→ **WHAT THE EXERCISE ASKS**
In the MS Walk text, list every role named in the sentence about failing because one is too exhausted to function.

→ **DOCUMENT SECTION**
This is my first year participating in the MS Walk. Last year at this time I had just completed my first half marathon (January 19.2009). I could not have told you then what Multiple Sclerosis (MS) was. I knew it was a disease, but nothing more. I could not have told you how long the journey would be from symptoms to diagnosis. I could not have told you that many MS patients have to wait months, even years to get the official diagnosis. I could not have told you the daily challanges one must face with MS or about the physical and mental pain someone with MS has to endure. I could not have told you of the total loss of control over ones body that occurs with MS. I could not have told you how it feels to fail at being a wife, a mother, a daughter, a sister, a friend, all because you are too exhausted to function. I could not have told you how easy it would be for an extrovert to become an introvert. I could not have told you how difficult it is to tell your three little girls that once again "Mommy does not feel good" or the pain that can consume you when you look into those eyes only to see their disappointment of another day "Mommy needs to rest". LAST YEAR I COULD NOT HAVE PUT A FACE TO THIS DISEASE...

Well that was then and this is now. On January 21, 2010 I got confirmation by a second MS specialist. The face I will see when I hear the words Multiple Sclerosis will be my own. It's been a long year. It has been quite a journey up to this point. The road called Life has taken an unexpected turn in a direction no one would willingly choose for themselves. I may not have chosen this path, but He who did is where my faith lies. This journey is not my plan, but His. I will follow. As I follow I find that my plans are still the same, to be a devoted wife, to be a momma who encourages, inspires & supports my girls to be the best they can be. To be a friend who treats her friends the way she wants to be treated.

So when I ask you to support me in this new challenge, I ask you to SHINE a light on all who are stricken with this disease. I ask you to SHINE a light on the fact that there is no cure for MS. I ask you to SHINE a light on how much work needs to be done. I ask that when you think of MS, you think of me and that thought makes you want to SHINE a light on HOPE. Together, we will find a cure. Please walk with me April 24, 2010 at the RBC Center in Raleigh, NC. Please be a part of my team (The Village People). Please thoughtfully consider donating to the cause. My goal is to raise $5000. To SHINE my light on a CURE.

→ **INFORMATION PROVIDED**
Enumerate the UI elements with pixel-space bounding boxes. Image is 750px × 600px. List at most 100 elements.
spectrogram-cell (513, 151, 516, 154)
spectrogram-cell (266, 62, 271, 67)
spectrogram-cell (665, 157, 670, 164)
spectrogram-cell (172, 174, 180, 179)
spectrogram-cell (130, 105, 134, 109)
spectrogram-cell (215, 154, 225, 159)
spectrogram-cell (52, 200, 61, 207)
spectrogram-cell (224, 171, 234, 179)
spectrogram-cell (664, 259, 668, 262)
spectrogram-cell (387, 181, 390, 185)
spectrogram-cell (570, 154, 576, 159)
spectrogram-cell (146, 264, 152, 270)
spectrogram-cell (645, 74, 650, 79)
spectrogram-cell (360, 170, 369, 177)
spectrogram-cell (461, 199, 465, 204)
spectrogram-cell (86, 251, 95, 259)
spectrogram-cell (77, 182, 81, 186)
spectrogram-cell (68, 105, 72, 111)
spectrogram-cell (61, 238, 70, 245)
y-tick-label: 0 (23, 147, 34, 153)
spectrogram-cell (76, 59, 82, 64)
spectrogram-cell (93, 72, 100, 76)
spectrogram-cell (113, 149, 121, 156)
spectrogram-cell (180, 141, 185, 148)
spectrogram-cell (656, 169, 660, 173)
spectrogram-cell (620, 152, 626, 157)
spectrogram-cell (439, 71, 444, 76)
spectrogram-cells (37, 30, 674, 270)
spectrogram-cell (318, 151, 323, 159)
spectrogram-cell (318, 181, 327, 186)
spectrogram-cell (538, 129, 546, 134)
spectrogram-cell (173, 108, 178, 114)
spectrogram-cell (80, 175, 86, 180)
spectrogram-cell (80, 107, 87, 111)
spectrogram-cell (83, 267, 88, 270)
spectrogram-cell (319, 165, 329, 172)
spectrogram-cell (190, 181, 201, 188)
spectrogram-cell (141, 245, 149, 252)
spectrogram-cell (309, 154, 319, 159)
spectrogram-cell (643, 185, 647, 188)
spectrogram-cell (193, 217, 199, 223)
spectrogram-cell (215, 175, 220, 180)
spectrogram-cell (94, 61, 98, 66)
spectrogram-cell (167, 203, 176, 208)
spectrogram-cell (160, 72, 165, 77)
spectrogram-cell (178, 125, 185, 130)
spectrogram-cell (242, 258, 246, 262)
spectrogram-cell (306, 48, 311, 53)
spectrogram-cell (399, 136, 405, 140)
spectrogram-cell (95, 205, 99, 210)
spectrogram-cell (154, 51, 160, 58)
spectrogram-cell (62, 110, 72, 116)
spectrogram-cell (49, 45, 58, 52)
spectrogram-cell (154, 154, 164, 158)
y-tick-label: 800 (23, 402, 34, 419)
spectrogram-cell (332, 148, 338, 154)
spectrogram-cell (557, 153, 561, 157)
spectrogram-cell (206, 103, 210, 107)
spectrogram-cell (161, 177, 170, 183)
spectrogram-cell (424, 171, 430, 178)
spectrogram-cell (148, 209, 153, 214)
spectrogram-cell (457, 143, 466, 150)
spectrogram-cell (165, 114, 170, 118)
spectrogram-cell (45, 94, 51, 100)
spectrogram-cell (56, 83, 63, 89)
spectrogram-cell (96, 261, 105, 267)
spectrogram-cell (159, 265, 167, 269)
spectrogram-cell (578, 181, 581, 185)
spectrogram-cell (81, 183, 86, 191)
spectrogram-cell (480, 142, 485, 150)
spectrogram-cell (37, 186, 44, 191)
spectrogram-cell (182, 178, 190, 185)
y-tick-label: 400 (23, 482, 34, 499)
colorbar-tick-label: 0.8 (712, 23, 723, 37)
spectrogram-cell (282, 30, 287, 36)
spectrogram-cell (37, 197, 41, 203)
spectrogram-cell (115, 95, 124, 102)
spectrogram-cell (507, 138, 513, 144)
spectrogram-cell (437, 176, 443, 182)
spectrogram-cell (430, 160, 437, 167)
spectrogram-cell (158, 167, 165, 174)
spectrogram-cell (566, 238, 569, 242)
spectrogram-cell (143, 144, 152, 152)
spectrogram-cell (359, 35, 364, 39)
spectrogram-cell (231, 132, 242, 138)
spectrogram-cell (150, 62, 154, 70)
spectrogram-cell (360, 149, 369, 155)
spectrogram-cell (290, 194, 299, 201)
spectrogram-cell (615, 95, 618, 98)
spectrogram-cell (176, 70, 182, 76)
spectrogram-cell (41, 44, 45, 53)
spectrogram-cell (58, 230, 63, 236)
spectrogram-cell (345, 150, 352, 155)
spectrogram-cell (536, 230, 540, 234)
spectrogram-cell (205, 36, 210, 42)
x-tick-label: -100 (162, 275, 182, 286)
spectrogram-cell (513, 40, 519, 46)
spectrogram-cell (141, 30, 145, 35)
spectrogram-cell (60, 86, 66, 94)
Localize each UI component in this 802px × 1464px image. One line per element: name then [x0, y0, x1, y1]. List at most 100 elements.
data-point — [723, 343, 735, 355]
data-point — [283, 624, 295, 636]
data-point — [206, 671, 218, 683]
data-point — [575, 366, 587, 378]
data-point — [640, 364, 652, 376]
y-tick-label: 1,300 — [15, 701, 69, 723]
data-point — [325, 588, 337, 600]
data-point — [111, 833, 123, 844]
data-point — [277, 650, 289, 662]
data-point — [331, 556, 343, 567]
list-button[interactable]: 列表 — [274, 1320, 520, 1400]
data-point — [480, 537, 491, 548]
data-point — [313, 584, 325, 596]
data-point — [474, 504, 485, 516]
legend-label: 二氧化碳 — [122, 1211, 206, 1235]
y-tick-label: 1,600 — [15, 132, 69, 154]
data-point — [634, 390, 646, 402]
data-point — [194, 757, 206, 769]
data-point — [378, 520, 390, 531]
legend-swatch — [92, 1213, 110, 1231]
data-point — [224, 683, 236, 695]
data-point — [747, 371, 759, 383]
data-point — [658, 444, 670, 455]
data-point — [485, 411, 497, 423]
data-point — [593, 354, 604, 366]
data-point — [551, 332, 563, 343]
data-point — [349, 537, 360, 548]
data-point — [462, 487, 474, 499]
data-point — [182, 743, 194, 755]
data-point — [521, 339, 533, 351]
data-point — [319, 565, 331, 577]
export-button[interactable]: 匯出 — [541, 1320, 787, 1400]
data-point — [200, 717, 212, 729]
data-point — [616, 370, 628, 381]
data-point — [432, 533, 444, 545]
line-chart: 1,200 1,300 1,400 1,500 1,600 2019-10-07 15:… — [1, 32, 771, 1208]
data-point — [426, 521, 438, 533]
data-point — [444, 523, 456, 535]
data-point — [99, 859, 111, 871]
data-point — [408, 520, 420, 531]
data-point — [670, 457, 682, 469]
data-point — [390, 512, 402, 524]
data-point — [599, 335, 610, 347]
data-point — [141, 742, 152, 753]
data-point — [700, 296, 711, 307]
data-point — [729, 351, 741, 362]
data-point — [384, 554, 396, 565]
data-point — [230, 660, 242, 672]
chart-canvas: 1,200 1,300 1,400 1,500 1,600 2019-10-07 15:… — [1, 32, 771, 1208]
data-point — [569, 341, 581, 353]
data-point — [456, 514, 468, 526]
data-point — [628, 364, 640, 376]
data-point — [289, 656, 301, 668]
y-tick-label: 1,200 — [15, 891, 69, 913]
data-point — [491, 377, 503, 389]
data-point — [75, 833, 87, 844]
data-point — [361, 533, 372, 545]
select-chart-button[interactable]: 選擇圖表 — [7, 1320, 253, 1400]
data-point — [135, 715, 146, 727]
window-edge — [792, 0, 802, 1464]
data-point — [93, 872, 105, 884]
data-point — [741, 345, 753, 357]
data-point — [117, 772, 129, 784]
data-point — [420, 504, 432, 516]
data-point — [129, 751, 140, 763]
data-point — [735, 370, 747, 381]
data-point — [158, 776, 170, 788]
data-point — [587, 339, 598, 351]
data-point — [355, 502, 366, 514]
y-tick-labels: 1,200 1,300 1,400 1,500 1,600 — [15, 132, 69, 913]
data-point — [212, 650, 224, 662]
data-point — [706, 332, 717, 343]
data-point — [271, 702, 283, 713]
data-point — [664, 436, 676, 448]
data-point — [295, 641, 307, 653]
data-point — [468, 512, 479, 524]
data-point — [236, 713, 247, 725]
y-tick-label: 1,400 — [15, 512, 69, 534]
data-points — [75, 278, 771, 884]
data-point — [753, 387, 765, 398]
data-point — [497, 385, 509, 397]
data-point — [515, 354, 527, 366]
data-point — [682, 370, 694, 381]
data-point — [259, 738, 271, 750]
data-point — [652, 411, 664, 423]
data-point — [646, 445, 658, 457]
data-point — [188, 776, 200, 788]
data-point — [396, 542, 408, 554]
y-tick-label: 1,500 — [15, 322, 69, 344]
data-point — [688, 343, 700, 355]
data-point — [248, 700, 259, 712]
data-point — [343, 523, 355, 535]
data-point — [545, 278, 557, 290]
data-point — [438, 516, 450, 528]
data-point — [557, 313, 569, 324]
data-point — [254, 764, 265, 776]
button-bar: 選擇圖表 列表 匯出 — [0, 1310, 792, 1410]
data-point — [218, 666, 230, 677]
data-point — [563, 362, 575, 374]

→ **PROBLEM SOLUTION**
a wife, a mother, a daughter, a sister, a friend